> What you will do
Check each line of the records for "only"; collect those that have it.

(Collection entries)
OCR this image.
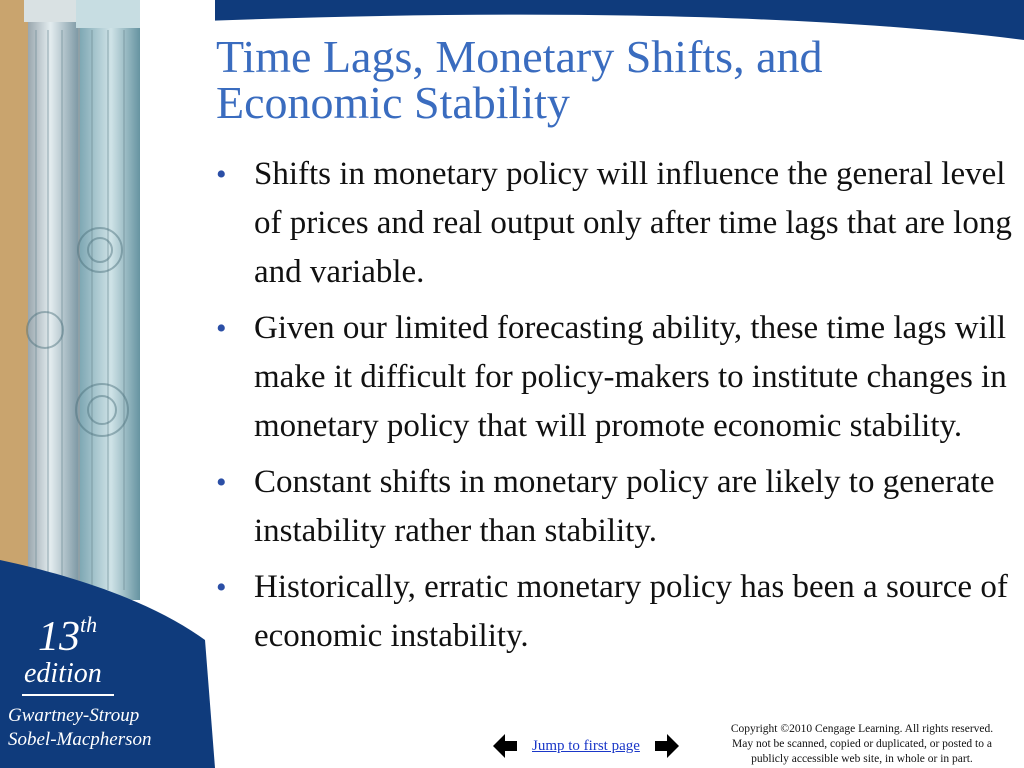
Time Lags, Monetary Shifts, and
Economic Stability
• Shifts in monetary policy will influence the general level of prices and real output only after time lags that are long and variable.
• Given our limited forecasting ability, these time lags will make it difficult for policy-makers to institute changes in monetary policy that will promote economic stability.
• Constant shifts in monetary policy are likely to generate instability rather than stability.
• Historically, erratic monetary policy has been a source of economic instability.
13th
edition
Gwartney-Stroup
Sobel-Macpherson	Jump to first page
Copyright ©2010 Cengage Learning. All rights reserved.
May not be scanned, copied or duplicated, or posted to a
publicly accessible web site, in whole or in part.
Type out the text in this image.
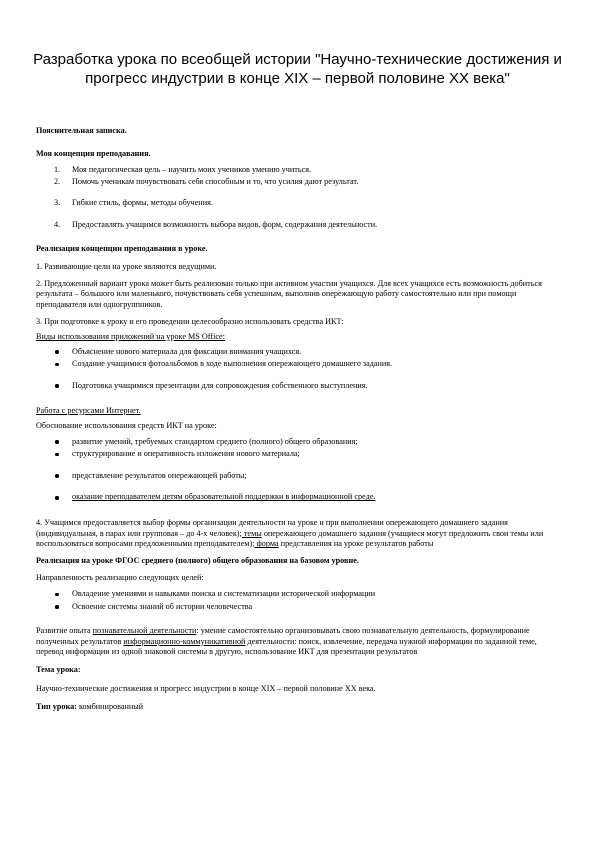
Разработка урока по всеобщей истории "Научно-технические достижения и прогресс индустрии в конце XIX – первой половине XX века"

Пояснительная записка.

Моя концепция преподавания.

1. Моя педагогическая цель – научить моих учеников умению учиться.
2. Помочь ученикам почувствовать себя способным и то, что усилия дают результат.
3. Гибкие стиль, формы, методы обучения.
4. Предоставлять учащимся возможность выбора видов, форм, содержания деятельности.

Реализация концепции преподавания в уроке.

1. Развивающие цели на уроке являются ведущими.

2. Предложенный вариант урока может быть реализован только при активном участии учащихся. Для всех учащихся есть возможность добиться результата – большого или маленького, почувствовать себя успешным, выполнив опережающую работу самостоятельно или при помощи преподавателя или одногруппников.

3. При подготовке к уроку и его проведении целесообразно использовать средства ИКТ:

Виды использования приложений на уроке MS Office:

Объяснение нового материала для фиксации внимания учащихся.
Создание учащимися фотоальбомов в ходе выполнения опережающего домашнего задания.
Подготовка учащимися презентации для сопровождения собственного выступления.

Работа с ресурсами Интернет.

Обоснование использования средств ИКТ на уроке:

развитие умений, требуемых стандартом среднего (полного) общего образования;
структурирование и оперативность изложения нового материала;
представление результатов опережающей работы;
оказание преподавателем детям образовательной поддержки в информационной среде.

4. Учащимся предоставляется выбор формы организации деятельности на уроке и при выполнении опережающего домашнего задания (индивидуальная, в парах или групповая – до 4-х человек); темы опережающего домашнего задания (учащиеся могут предложить свои темы или воспользоваться вопросами предложенными преподавателем); форма представления на уроке результатов работы

Реализация на уроке ФГОС среднего (полного) общего образования на базовом уровне.

Направленность реализацию следующих целей:

Овладение умениями и навыками поиска и систематизации исторической информации
Освоение системы знаний об истории человечества

Развитие опыта познавательной деятельности: умение самостоятельно организовывать свою познавательную деятельность, формулирование полученных результатов информационно-коммуникативной деятельности: поиск, извлечение, передача нужной информации по заданной теме, перевод информации из одной знаковой системы в другую, использование ИКТ для презентации результатов

Тема урока:

Научно-технические достижения и прогресс индустрии в конце XIX – первой половине XX века.

Тип урока: комбинированный
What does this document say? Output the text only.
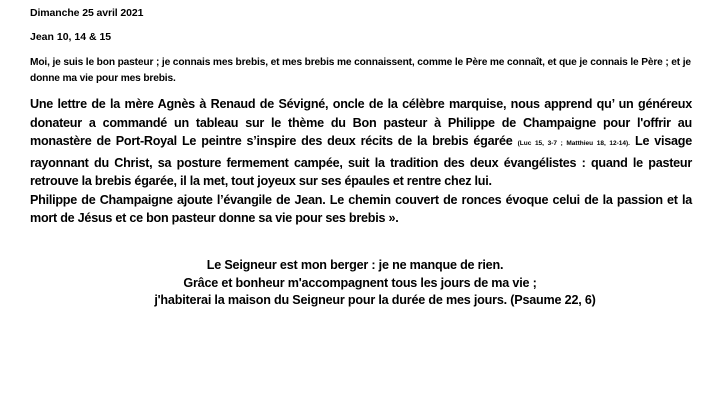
Dimanche 25 avril 2021
Jean 10, 14 & 15
Moi, je suis le bon pasteur ; je connais mes brebis, et mes brebis me connaissent, comme le Père me connaît, et que je connais le Père ; et je donne ma vie pour mes brebis.

Une lettre de la mère Agnès à Renaud de Sévigné, oncle de la célèbre marquise, nous apprend qu’ un généreux donateur a commandé un tableau sur le thème du Bon pasteur à Philippe de Champaigne pour l'offrir au monastère de Port-Royal Le peintre s’inspire des deux récits de la brebis égarée (Luc 15, 3-7 ; Matthieu 18, 12-14). Le visage rayonnant du Christ, sa posture fermement campée, suit la tradition des deux évangélistes : quand le pasteur retrouve la brebis égarée, il la met, tout joyeux sur ses épaules et rentre chez lui.

Philippe de Champaigne ajoute l’évangile de Jean. Le chemin couvert de ronces évoque celui de la passion et la mort de Jésus et ce bon pasteur donne sa vie pour ses brebis ».

Le Seigneur est mon berger : je ne manque de rien.
Grâce et bonheur m'accompagnent tous les jours de ma vie ;
j'habiterai la maison du Seigneur pour la durée de mes jours. (Psaume 22, 6)
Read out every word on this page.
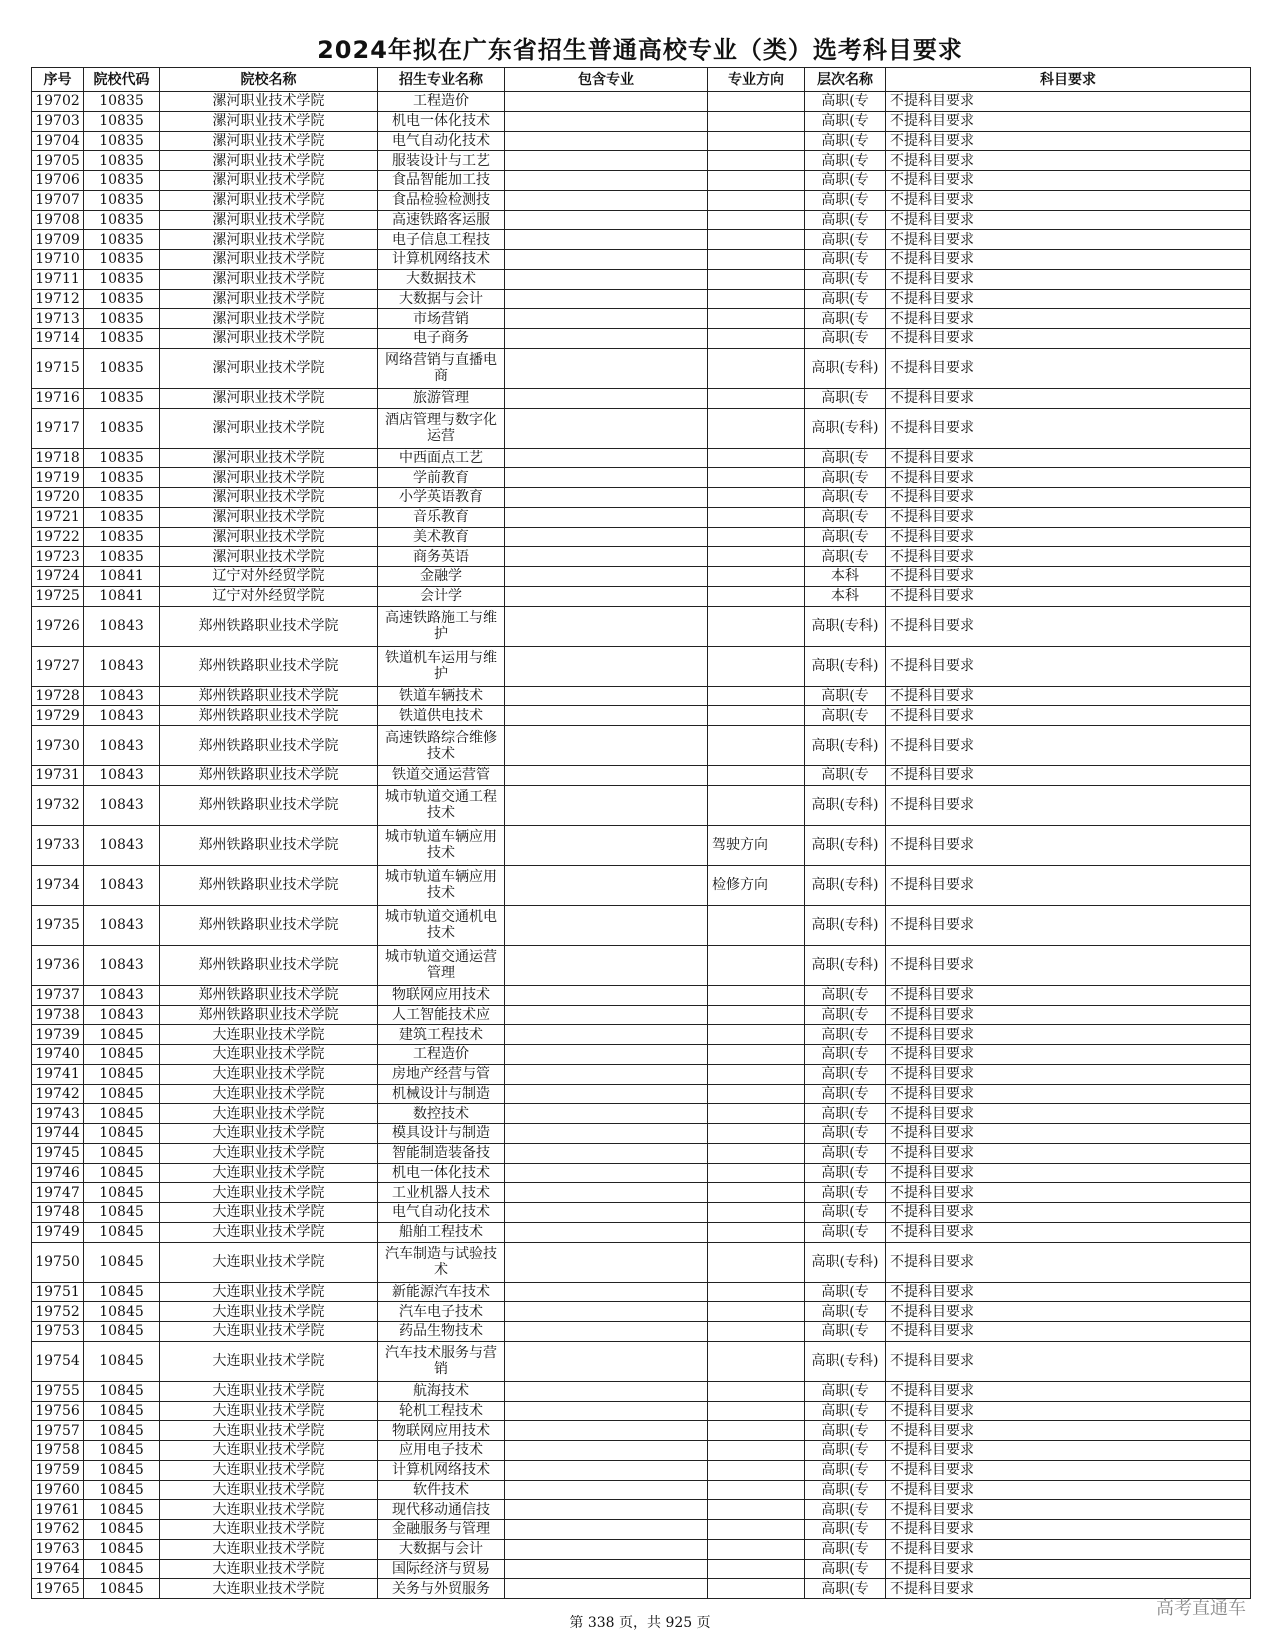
2024年拟在广东省招生普通高校专业（类）选考科目要求
序号	院校代码	院校名称	招生专业名称	包含专业	专业方向	层次名称	科目要求
19702	10835	漯河职业技术学院	工程造价			高职(专	不提科目要求
19703	10835	漯河职业技术学院	机电一体化技术			高职(专	不提科目要求
19704	10835	漯河职业技术学院	电气自动化技术			高职(专	不提科目要求
19705	10835	漯河职业技术学院	服装设计与工艺			高职(专	不提科目要求
19706	10835	漯河职业技术学院	食品智能加工技			高职(专	不提科目要求
19707	10835	漯河职业技术学院	食品检验检测技			高职(专	不提科目要求
19708	10835	漯河职业技术学院	高速铁路客运服			高职(专	不提科目要求
19709	10835	漯河职业技术学院	电子信息工程技			高职(专	不提科目要求
19710	10835	漯河职业技术学院	计算机网络技术			高职(专	不提科目要求
19711	10835	漯河职业技术学院	大数据技术			高职(专	不提科目要求
19712	10835	漯河职业技术学院	大数据与会计			高职(专	不提科目要求
19713	10835	漯河职业技术学院	市场营销			高职(专	不提科目要求
19714	10835	漯河职业技术学院	电子商务			高职(专	不提科目要求
19715	10835	漯河职业技术学院	网络营销与直播电商			高职(专科)	不提科目要求
19716	10835	漯河职业技术学院	旅游管理			高职(专	不提科目要求
19717	10835	漯河职业技术学院	酒店管理与数字化运营			高职(专科)	不提科目要求
19718	10835	漯河职业技术学院	中西面点工艺			高职(专	不提科目要求
19719	10835	漯河职业技术学院	学前教育			高职(专	不提科目要求
19720	10835	漯河职业技术学院	小学英语教育			高职(专	不提科目要求
19721	10835	漯河职业技术学院	音乐教育			高职(专	不提科目要求
19722	10835	漯河职业技术学院	美术教育			高职(专	不提科目要求
19723	10835	漯河职业技术学院	商务英语			高职(专	不提科目要求
19724	10841	辽宁对外经贸学院	金融学			本科	不提科目要求
19725	10841	辽宁对外经贸学院	会计学			本科	不提科目要求
19726	10843	郑州铁路职业技术学院	高速铁路施工与维护			高职(专科)	不提科目要求
19727	10843	郑州铁路职业技术学院	铁道机车运用与维护			高职(专科)	不提科目要求
19728	10843	郑州铁路职业技术学院	铁道车辆技术			高职(专	不提科目要求
19729	10843	郑州铁路职业技术学院	铁道供电技术			高职(专	不提科目要求
19730	10843	郑州铁路职业技术学院	高速铁路综合维修技术			高职(专科)	不提科目要求
19731	10843	郑州铁路职业技术学院	铁道交通运营管			高职(专	不提科目要求
19732	10843	郑州铁路职业技术学院	城市轨道交通工程技术			高职(专科)	不提科目要求
19733	10843	郑州铁路职业技术学院	城市轨道车辆应用技术		驾驶方向	高职(专科)	不提科目要求
19734	10843	郑州铁路职业技术学院	城市轨道车辆应用技术		检修方向	高职(专科)	不提科目要求
19735	10843	郑州铁路职业技术学院	城市轨道交通机电技术			高职(专科)	不提科目要求
19736	10843	郑州铁路职业技术学院	城市轨道交通运营管理			高职(专科)	不提科目要求
19737	10843	郑州铁路职业技术学院	物联网应用技术			高职(专	不提科目要求
19738	10843	郑州铁路职业技术学院	人工智能技术应			高职(专	不提科目要求
19739	10845	大连职业技术学院	建筑工程技术			高职(专	不提科目要求
19740	10845	大连职业技术学院	工程造价			高职(专	不提科目要求
19741	10845	大连职业技术学院	房地产经营与管			高职(专	不提科目要求
19742	10845	大连职业技术学院	机械设计与制造			高职(专	不提科目要求
19743	10845	大连职业技术学院	数控技术			高职(专	不提科目要求
19744	10845	大连职业技术学院	模具设计与制造			高职(专	不提科目要求
19745	10845	大连职业技术学院	智能制造装备技			高职(专	不提科目要求
19746	10845	大连职业技术学院	机电一体化技术			高职(专	不提科目要求
19747	10845	大连职业技术学院	工业机器人技术			高职(专	不提科目要求
19748	10845	大连职业技术学院	电气自动化技术			高职(专	不提科目要求
19749	10845	大连职业技术学院	船舶工程技术			高职(专	不提科目要求
19750	10845	大连职业技术学院	汽车制造与试验技术			高职(专科)	不提科目要求
19751	10845	大连职业技术学院	新能源汽车技术			高职(专	不提科目要求
19752	10845	大连职业技术学院	汽车电子技术			高职(专	不提科目要求
19753	10845	大连职业技术学院	药品生物技术			高职(专	不提科目要求
19754	10845	大连职业技术学院	汽车技术服务与营销			高职(专科)	不提科目要求
19755	10845	大连职业技术学院	航海技术			高职(专	不提科目要求
19756	10845	大连职业技术学院	轮机工程技术			高职(专	不提科目要求
19757	10845	大连职业技术学院	物联网应用技术			高职(专	不提科目要求
19758	10845	大连职业技术学院	应用电子技术			高职(专	不提科目要求
19759	10845	大连职业技术学院	计算机网络技术			高职(专	不提科目要求
19760	10845	大连职业技术学院	软件技术			高职(专	不提科目要求
19761	10845	大连职业技术学院	现代移动通信技			高职(专	不提科目要求
19762	10845	大连职业技术学院	金融服务与管理			高职(专	不提科目要求
19763	10845	大连职业技术学院	大数据与会计			高职(专	不提科目要求
19764	10845	大连职业技术学院	国际经济与贸易			高职(专	不提科目要求
19765	10845	大连职业技术学院	关务与外贸服务			高职(专	不提科目要求
第 338 页，共 925 页
高考直通车
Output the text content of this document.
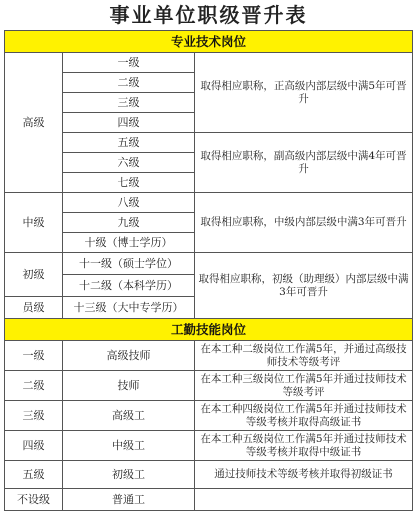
事业单位职级晋升表
专业技术岗位		
高级	一级	取得相应职称，正高级内部层级中满5年可晋升
	二级	
	三级	
	四级	
	五级	取得相应职称，副高级内部层级中满4年可晋升
	六级	
	七级	
中级	八级	取得相应职称，中级内部层级中满3年可晋升
	九级	
	十级（博士学历）	
初级	十一级（硕士学位）	取得相应职称，初级（助理级）内部层级中满3年可晋升
	十二级（本科学历）	
员级	十三级（大中专学历）	
工勤技能岗位		
一级	高级技师	在本工种二级岗位工作满5年，并通过高级技师技术等级考评
二级	技师	在本工种三级岗位工作满5年并通过技师技术等级考评
三级	高级工	在本工种四级岗位工作满5年并通过技师技术等级考核并取得高级证书
四级	中级工	在本工种五级岗位工作满5年并通过技师技术等级考核并取得中级证书
五级	初级工	通过技师技术等级考核并取得初级证书
不设级	普通工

> Result of this exercise
• Shifts in monetary policy will influence the general level of prices and real output only after time lags that are long and variable.
What does this document say? Output the text only.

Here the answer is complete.